→ Exercise
Give the data below again exactly as it stands. Omit the pictures.

# start of Extracted material

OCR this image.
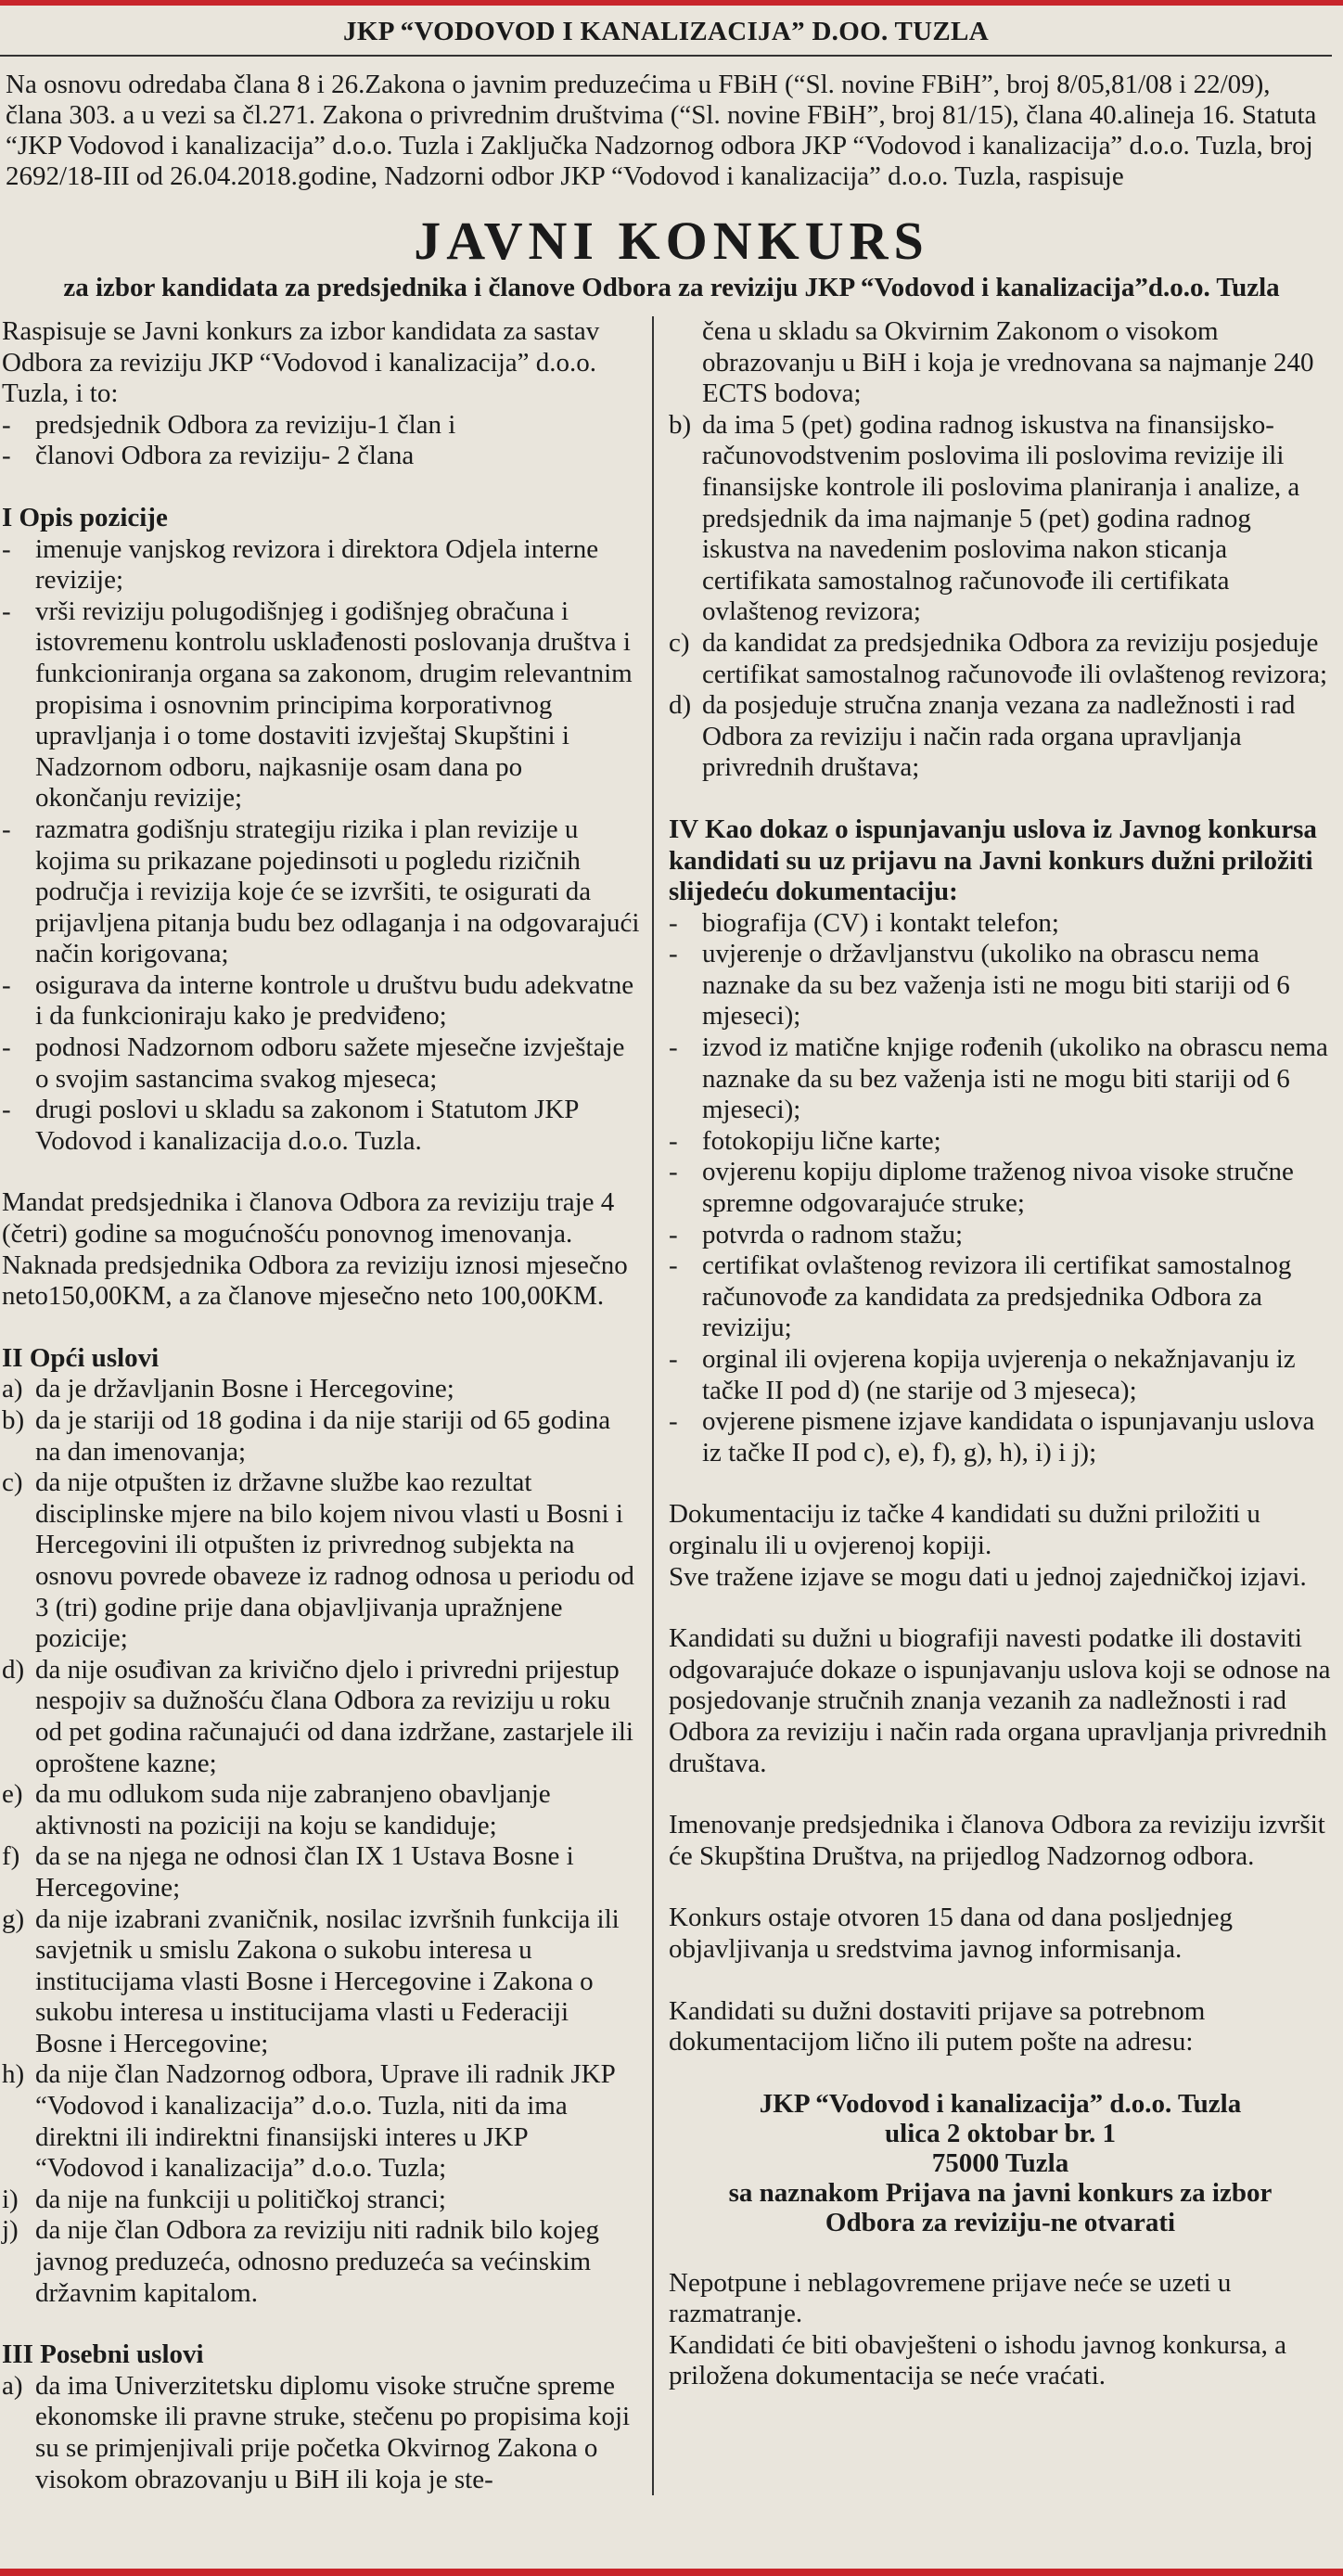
JKP “VODOVOD I KANALIZACIJA” D.OO. TUZLA

Na osnovu odredaba člana 8 i 26.Zakona o javnim preduzećima u FBiH (“Sl. novine FBiH”, broj 8/05,81/08 i 22/09), člana 303. a u vezi sa čl.271. Zakona o privrednim društvima (“Sl. novine FBiH”, broj 81/15), člana 40.alineja 16. Statuta “JKP Vodovod i kanalizacija” d.o.o. Tuzla i Zaključka Nadzornog odbora JKP “Vodovod i kanalizacija” d.o.o. Tuzla, broj 2692/18-III od 26.04.2018.godine, Nadzorni odbor JKP “Vodovod i kanalizacija” d.o.o. Tuzla, raspisuje

JAVNI KONKURS
za izbor kandidata za predsjednika i članove Odbora za reviziju JKP “Vodovod i kanalizacija”d.o.o. Tuzla

Raspisuje se Javni konkurs za izbor kandidata za sastav Odbora za reviziju JKP “Vodovod i kanalizacija” d.o.o. Tuzla, i to:

- predsjednik Odbora za reviziju-1 član i
- članovi Odbora za reviziju- 2 člana

I Opis pozicije

- imenuje vanjskog revizora i direktora Odjela interne revizije;
- vrši reviziju polugodišnjeg i godišnjeg obračuna i istovremenu kontrolu usklađenosti poslovanja društva i funkcioniranja organa sa zakonom, drugim relevantnim propisima i osnovnim principima korporativnog upravljanja i o tome dostaviti izvještaj Skupštini i Nadzornom odboru, najkasnije osam dana po okončanju revizije;
- razmatra godišnju strategiju rizika i plan revizije u kojima su prikazane pojedinsoti u pogledu rizičnih područja i revizija koje će se izvršiti, te osigurati da prijavljena pitanja budu bez odlaganja i na odgovarajući način korigovana;
- osigurava da interne kontrole u društvu budu adekvatne i da funkcioniraju kako je predviđeno;
- podnosi Nadzornom odboru sažete mjesečne izvještaje o svojim sastancima svakog mjeseca;
- drugi poslovi u skladu sa zakonom i Statutom JKP Vodovod i kanalizacija d.o.o. Tuzla.

Mandat predsjednika i članova Odbora za reviziju traje 4 (četri) godine sa mogućnošću ponovnog imenovanja. Naknada predsjednika Odbora za reviziju iznosi mjesečno neto150,00KM, a za članove mjesečno neto 100,00KM.

II Opći uslovi

a) da je državljanin Bosne i Hercegovine;
b) da je stariji od 18 godina i da nije stariji od 65 godina na dan imenovanja;
c) da nije otpušten iz državne službe kao rezultat disciplinske mjere na bilo kojem nivou vlasti u Bosni i Hercegovini ili otpušten iz privrednog subjekta na osnovu povrede obaveze iz radnog odnosa u periodu od 3 (tri) godine prije dana objavljivanja upražnjene pozicije;
d) da nije osuđivan za krivično djelo i privredni prijestup nespojiv sa dužnošću člana Odbora za reviziju u roku od pet godina računajući od dana izdržane, zastarjele ili oproštene kazne;
e) da mu odlukom suda nije zabranjeno obavljanje aktivnosti na poziciji na koju se kandiduje;
f) da se na njega ne odnosi član IX 1 Ustava Bosne i Hercegovine;
g) da nije izabrani zvaničnik, nosilac izvršnih funkcija ili savjetnik u smislu Zakona o sukobu interesa u institucijama vlasti Bosne i Hercegovine i Zakona o sukobu interesa u institucijama vlasti u Federaciji Bosne i Hercegovine;
h) da nije član Nadzornog odbora, Uprave ili radnik JKP “Vodovod i kanalizacija” d.o.o. Tuzla, niti da ima direktni ili indirektni finansijski interes u JKP “Vodovod i kanalizacija” d.o.o. Tuzla;
i) da nije na funkciji u političkoj stranci;
j) da nije član Odbora za reviziju niti radnik bilo kojeg javnog preduzeća, odnosno preduzeća sa većinskim državnim kapitalom.

III Posebni uslovi

a) da ima Univerzitetsku diplomu visoke stručne spreme ekonomske ili pravne struke, stečenu po propisima koji su se primjenjivali prije početka Okvirnog Zakona o visokom obrazovanju u BiH ili koja je ste-
čena u skladu sa Okvirnim Zakonom o visokom obrazovanju u BiH i koja je vrednovana sa najmanje 240 ECTS bodova;
b) da ima 5 (pet) godina radnog iskustva na finansijsko-računovodstvenim poslovima ili poslovima revizije ili finansijske kontrole ili poslovima planiranja i analize, a predsjednik da ima najmanje 5 (pet) godina radnog iskustva na navedenim poslovima nakon sticanja certifikata samostalnog računovođe ili certifikata ovlaštenog revizora;
c) da kandidat za predsjednika Odbora za reviziju posjeduje certifikat samostalnog računovođe ili ovlaštenog revizora;
d) da posjeduje stručna znanja vezana za nadležnosti i rad Odbora za reviziju i način rada organa upravljanja privrednih društava;

IV Kao dokaz o ispunjavanju uslova iz Javnog konkursa kandidati su uz prijavu na Javni konkurs dužni priložiti slijedeću dokumentaciju:

- biografija (CV) i kontakt telefon;
- uvjerenje o državljanstvu (ukoliko na obrascu nema naznake da su bez važenja isti ne mogu biti stariji od 6 mjeseci);
- izvod iz matične knjige rođenih (ukoliko na obrascu nema naznake da su bez važenja isti ne mogu biti stariji od 6 mjeseci);
- fotokopiju lične karte;
- ovjerenu kopiju diplome traženog nivoa visoke stručne spremne odgovarajuće struke;
- potvrda o radnom stažu;
- certifikat ovlaštenog revizora ili certifikat samostalnog računovođe za kandidata za predsjednika Odbora za reviziju;
- orginal ili ovjerena kopija uvjerenja o nekažnjavanju iz tačke II pod d) (ne starije od 3 mjeseca);
- ovjerene pismene izjave kandidata o ispunjavanju uslova iz tačke II pod c), e), f), g), h), i) i j);

Dokumentaciju iz tačke 4 kandidati su dužni priložiti u orginalu ili u ovjerenoj kopiji.

Sve tražene izjave se mogu dati u jednoj zajedničkoj izjavi.

Kandidati su dužni u biografiji navesti podatke ili dostaviti odgovarajuće dokaze o ispunjavanju uslova koji se odnose na posjedovanje stručnih znanja vezanih za nadležnosti i rad Odbora za reviziju i način rada organa upravljanja privrednih društava.

Imenovanje predsjednika i članova Odbora za reviziju izvršit će Skupština Društva, na prijedlog Nadzornog odbora.

Konkurs ostaje otvoren 15 dana od dana posljednjeg objavljivanja u sredstvima javnog informisanja.

Kandidati su dužni dostaviti prijave sa potrebnom dokumentacijom lično ili putem pošte na adresu:

JKP “Vodovod i kanalizacija” d.o.o. Tuzla
ulica 2 oktobar br. 1
75000 Tuzla
sa naznakom Prijava na javni konkurs za izbor
Odbora za reviziju-ne otvarati

Nepotpune i neblagovremene prijave neće se uzeti u razmatranje.

Kandidati će biti obavješteni o ishodu javnog konkursa, a priložena dokumentacija se neće vraćati.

# end of Extracted material

→ Result of the task
OCR this image.
JKP “VODOVOD I KANALIZACIJA” D.OO. TUZLA

Na osnovu odredaba člana 8 i 26.Zakona o javnim preduzećima u FBiH (“Sl. novine FBiH”, broj 8/05,81/08 i 22/09), člana 303. a u vezi sa čl.271. Zakona o privrednim društvima (“Sl. novine FBiH”, broj 81/15), člana 40.alineja 16. Statuta “JKP Vodovod i kanalizacija” d.o.o. Tuzla i Zaključka Nadzornog odbora JKP “Vodovod i kanalizacija” d.o.o. Tuzla, broj 2692/18-III od 26.04.2018.godine, Nadzorni odbor JKP “Vodovod i kanalizacija” d.o.o. Tuzla, raspisuje

JAVNI KONKURS
za izbor kandidata za predsjednika i članove Odbora za reviziju JKP “Vodovod i kanalizacija”d.o.o. Tuzla

Raspisuje se Javni konkurs za izbor kandidata za sastav Odbora za reviziju JKP “Vodovod i kanalizacija” d.o.o. Tuzla, i to:

- predsjednik Odbora za reviziju-1 član i
- članovi Odbora za reviziju- 2 člana

I Opis pozicije

- imenuje vanjskog revizora i direktora Odjela interne revizije;
- vrši reviziju polugodišnjeg i godišnjeg obračuna i istovremenu kontrolu usklađenosti poslovanja društva i funkcioniranja organa sa zakonom, drugim relevantnim propisima i osnovnim principima korporativnog upravljanja i o tome dostaviti izvještaj Skupštini i Nadzornom odboru, najkasnije osam dana po okončanju revizije;
- razmatra godišnju strategiju rizika i plan revizije u kojima su prikazane pojedinsoti u pogledu rizičnih područja i revizija koje će se izvršiti, te osigurati da prijavljena pitanja budu bez odlaganja i na odgovarajući način korigovana;
- osigurava da interne kontrole u društvu budu adekvatne i da funkcioniraju kako je predviđeno;
- podnosi Nadzornom odboru sažete mjesečne izvještaje o svojim sastancima svakog mjeseca;
- drugi poslovi u skladu sa zakonom i Statutom JKP Vodovod i kanalizacija d.o.o. Tuzla.

Mandat predsjednika i članova Odbora za reviziju traje 4 (četri) godine sa mogućnošću ponovnog imenovanja. Naknada predsjednika Odbora za reviziju iznosi mjesečno neto150,00KM, a za članove mjesečno neto 100,00KM.

II Opći uslovi

a) da je državljanin Bosne i Hercegovine;
b) da je stariji od 18 godina i da nije stariji od 65 godina na dan imenovanja;
c) da nije otpušten iz državne službe kao rezultat disciplinske mjere na bilo kojem nivou vlasti u Bosni i Hercegovini ili otpušten iz privrednog subjekta na osnovu povrede obaveze iz radnog odnosa u periodu od 3 (tri) godine prije dana objavljivanja upražnjene pozicije;
d) da nije osuđivan za krivično djelo i privredni prijestup nespojiv sa dužnošću člana Odbora za reviziju u roku od pet godina računajući od dana izdržane, zastarjele ili oproštene kazne;
e) da mu odlukom suda nije zabranjeno obavljanje aktivnosti na poziciji na koju se kandiduje;
f) da se na njega ne odnosi član IX 1 Ustava Bosne i Hercegovine;
g) da nije izabrani zvaničnik, nosilac izvršnih funkcija ili savjetnik u smislu Zakona o sukobu interesa u institucijama vlasti Bosne i Hercegovine i Zakona o sukobu interesa u institucijama vlasti u Federaciji Bosne i Hercegovine;
h) da nije član Nadzornog odbora, Uprave ili radnik JKP “Vodovod i kanalizacija” d.o.o. Tuzla, niti da ima direktni ili indirektni finansijski interes u JKP “Vodovod i kanalizacija” d.o.o. Tuzla;
i) da nije na funkciji u političkoj stranci;
j) da nije član Odbora za reviziju niti radnik bilo kojeg javnog preduzeća, odnosno preduzeća sa većinskim državnim kapitalom.

III Posebni uslovi

a) da ima Univerzitetsku diplomu visoke stručne spreme ekonomske ili pravne struke, stečenu po propisima koji su se primjenjivali prije početka Okvirnog Zakona o visokom obrazovanju u BiH ili koja je ste-
čena u skladu sa Okvirnim Zakonom o visokom obrazovanju u BiH i koja je vrednovana sa najmanje 240 ECTS bodova;
b) da ima 5 (pet) godina radnog iskustva na finansijsko-računovodstvenim poslovima ili poslovima revizije ili finansijske kontrole ili poslovima planiranja i analize, a predsjednik da ima najmanje 5 (pet) godina radnog iskustva na navedenim poslovima nakon sticanja certifikata samostalnog računovođe ili certifikata ovlaštenog revizora;
c) da kandidat za predsjednika Odbora za reviziju posjeduje certifikat samostalnog računovođe ili ovlaštenog revizora;
d) da posjeduje stručna znanja vezana za nadležnosti i rad Odbora za reviziju i način rada organa upravljanja privrednih društava;

IV Kao dokaz o ispunjavanju uslova iz Javnog konkursa kandidati su uz prijavu na Javni konkurs dužni priložiti slijedeću dokumentaciju:

- biografija (CV) i kontakt telefon;
- uvjerenje o državljanstvu (ukoliko na obrascu nema naznake da su bez važenja isti ne mogu biti stariji od 6 mjeseci);
- izvod iz matične knjige rođenih (ukoliko na obrascu nema naznake da su bez važenja isti ne mogu biti stariji od 6 mjeseci);
- fotokopiju lične karte;
- ovjerenu kopiju diplome traženog nivoa visoke stručne spremne odgovarajuće struke;
- potvrda o radnom stažu;
- certifikat ovlaštenog revizora ili certifikat samostalnog računovođe za kandidata za predsjednika Odbora za reviziju;
- orginal ili ovjerena kopija uvjerenja o nekažnjavanju iz tačke II pod d) (ne starije od 3 mjeseca);
- ovjerene pismene izjave kandidata o ispunjavanju uslova iz tačke II pod c), e), f), g), h), i) i j);

Dokumentaciju iz tačke 4 kandidati su dužni priložiti u orginalu ili u ovjerenoj kopiji.

Sve tražene izjave se mogu dati u jednoj zajedničkoj izjavi.

Kandidati su dužni u biografiji navesti podatke ili dostaviti odgovarajuće dokaze o ispunjavanju uslova koji se odnose na posjedovanje stručnih znanja vezanih za nadležnosti i rad Odbora za reviziju i način rada organa upravljanja privrednih društava.

Imenovanje predsjednika i članova Odbora za reviziju izvršit će Skupština Društva, na prijedlog Nadzornog odbora.

Konkurs ostaje otvoren 15 dana od dana posljednjeg objavljivanja u sredstvima javnog informisanja.

Kandidati su dužni dostaviti prijave sa potrebnom dokumentacijom lično ili putem pošte na adresu:

JKP “Vodovod i kanalizacija” d.o.o. Tuzla
ulica 2 oktobar br. 1
75000 Tuzla
sa naznakom Prijava na javni konkurs za izbor
Odbora za reviziju-ne otvarati

Nepotpune i neblagovremene prijave neće se uzeti u razmatranje.

Kandidati će biti obavješteni o ishodu javnog konkursa, a priložena dokumentacija se neće vraćati.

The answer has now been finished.